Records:
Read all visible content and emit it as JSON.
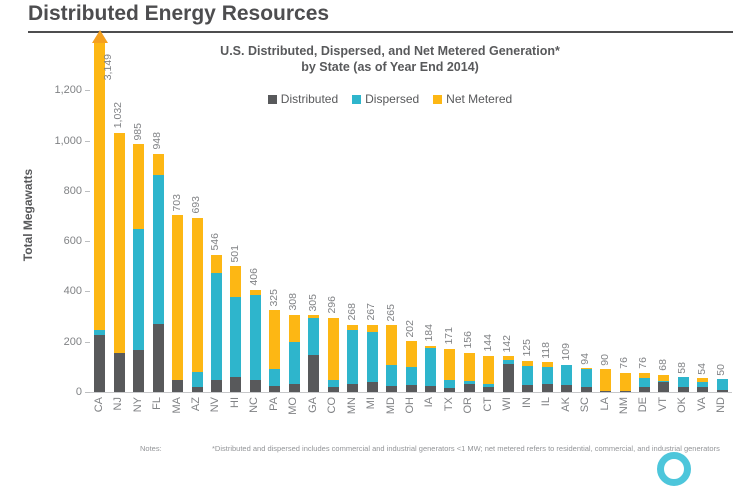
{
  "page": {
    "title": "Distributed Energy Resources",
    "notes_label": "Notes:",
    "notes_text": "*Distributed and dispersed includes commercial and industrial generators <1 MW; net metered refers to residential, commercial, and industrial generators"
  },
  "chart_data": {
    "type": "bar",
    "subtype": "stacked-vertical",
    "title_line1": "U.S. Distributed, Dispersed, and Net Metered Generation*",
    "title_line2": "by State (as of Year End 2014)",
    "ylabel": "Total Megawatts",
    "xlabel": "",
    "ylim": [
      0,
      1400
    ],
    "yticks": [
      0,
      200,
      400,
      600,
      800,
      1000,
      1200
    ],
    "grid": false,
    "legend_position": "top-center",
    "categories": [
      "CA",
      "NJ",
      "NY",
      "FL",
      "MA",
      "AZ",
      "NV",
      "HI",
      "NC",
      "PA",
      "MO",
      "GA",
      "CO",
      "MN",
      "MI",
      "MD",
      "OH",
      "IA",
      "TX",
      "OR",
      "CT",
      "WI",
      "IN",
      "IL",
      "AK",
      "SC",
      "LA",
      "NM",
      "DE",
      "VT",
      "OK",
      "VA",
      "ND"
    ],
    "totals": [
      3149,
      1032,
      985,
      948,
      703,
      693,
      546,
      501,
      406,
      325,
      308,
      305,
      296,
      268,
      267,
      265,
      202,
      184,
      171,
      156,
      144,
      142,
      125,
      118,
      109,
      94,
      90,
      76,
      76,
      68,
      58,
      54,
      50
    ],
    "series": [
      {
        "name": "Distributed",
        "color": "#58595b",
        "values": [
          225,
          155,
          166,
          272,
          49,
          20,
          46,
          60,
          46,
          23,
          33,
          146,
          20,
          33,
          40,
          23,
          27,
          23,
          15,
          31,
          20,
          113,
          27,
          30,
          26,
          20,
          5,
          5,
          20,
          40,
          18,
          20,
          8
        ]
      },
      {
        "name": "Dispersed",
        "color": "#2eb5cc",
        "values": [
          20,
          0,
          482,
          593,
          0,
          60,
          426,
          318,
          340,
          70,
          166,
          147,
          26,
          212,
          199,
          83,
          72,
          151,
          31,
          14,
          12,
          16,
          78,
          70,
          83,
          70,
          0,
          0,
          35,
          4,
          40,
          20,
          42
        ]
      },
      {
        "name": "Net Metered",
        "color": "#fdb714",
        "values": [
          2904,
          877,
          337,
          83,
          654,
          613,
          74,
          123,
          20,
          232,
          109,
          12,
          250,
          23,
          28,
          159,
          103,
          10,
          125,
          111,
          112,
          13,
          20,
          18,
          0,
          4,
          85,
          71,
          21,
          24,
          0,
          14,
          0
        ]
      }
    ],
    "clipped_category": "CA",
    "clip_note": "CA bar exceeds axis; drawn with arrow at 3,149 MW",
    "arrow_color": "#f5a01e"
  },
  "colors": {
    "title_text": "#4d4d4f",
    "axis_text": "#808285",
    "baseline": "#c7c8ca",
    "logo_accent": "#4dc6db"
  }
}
==
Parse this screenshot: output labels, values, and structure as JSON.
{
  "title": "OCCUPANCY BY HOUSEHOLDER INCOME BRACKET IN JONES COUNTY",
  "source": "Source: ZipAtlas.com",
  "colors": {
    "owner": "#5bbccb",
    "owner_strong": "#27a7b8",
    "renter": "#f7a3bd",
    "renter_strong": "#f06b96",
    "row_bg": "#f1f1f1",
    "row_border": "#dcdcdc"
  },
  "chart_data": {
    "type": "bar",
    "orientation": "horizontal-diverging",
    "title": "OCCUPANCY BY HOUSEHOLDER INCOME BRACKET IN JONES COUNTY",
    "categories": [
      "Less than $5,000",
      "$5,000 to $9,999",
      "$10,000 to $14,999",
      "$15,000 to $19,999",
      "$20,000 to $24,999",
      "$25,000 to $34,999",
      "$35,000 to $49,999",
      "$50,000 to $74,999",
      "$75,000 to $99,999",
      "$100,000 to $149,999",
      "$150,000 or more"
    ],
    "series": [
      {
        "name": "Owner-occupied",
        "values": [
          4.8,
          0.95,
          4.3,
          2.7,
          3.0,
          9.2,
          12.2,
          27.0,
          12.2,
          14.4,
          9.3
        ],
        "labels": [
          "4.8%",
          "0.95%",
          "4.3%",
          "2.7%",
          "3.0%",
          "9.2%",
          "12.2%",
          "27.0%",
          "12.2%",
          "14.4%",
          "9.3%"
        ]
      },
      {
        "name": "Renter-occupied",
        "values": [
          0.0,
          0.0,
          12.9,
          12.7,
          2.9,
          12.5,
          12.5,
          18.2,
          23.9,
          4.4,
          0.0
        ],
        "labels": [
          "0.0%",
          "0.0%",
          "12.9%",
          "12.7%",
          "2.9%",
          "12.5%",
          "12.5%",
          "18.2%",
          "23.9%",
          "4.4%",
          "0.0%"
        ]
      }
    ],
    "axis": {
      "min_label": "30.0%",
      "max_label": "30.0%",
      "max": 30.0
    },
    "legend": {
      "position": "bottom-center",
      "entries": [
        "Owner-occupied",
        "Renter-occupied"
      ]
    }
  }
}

REQUEST
Scan the listing above for the word "BRACKET" and show each line where it is found.

RESPONSE
  "title": "OCCUPANCY BY HOUSEHOLDER INCOME BRACKET IN JONES COUNTY",
    "title": "OCCUPANCY BY HOUSEHOLDER INCOME BRACKET IN JONES COUNTY",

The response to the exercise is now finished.